### Task description
Your task is to gather the lines below that hold the string "путь".

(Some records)
------------------------------------------------

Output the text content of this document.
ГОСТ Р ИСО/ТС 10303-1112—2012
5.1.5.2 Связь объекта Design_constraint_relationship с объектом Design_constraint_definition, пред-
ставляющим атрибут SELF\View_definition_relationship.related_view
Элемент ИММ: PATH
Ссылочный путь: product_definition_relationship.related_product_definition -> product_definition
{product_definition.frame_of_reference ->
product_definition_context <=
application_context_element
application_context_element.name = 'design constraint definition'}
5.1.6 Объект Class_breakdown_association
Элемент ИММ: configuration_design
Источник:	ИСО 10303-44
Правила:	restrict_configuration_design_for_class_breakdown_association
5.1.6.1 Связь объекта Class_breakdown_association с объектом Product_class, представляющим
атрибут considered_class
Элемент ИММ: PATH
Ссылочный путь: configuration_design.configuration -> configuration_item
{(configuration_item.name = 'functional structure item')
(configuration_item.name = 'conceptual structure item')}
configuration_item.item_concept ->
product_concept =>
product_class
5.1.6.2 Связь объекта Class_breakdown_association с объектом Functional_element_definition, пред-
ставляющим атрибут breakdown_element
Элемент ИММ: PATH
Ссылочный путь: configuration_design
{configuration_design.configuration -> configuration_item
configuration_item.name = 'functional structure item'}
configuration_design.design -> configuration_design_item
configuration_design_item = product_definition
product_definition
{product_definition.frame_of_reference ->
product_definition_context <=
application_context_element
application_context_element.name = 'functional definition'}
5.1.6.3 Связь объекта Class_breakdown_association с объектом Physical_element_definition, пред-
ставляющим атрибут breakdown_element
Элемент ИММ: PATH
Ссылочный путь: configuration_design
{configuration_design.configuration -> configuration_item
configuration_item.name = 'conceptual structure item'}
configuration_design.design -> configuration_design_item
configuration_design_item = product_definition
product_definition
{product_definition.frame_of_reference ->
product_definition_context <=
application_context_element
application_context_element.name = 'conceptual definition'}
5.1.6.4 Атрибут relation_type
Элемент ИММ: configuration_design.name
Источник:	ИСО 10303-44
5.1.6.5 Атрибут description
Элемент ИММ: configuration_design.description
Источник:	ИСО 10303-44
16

------------------------------------------------

### Finished answer
Ссылочный путь: product_definition_relationship.related_product_definition -> product_definition
Ссылочный путь: configuration_design.configuration -> configuration_item
Ссылочный путь: configuration_design
Ссылочный путь: configuration_design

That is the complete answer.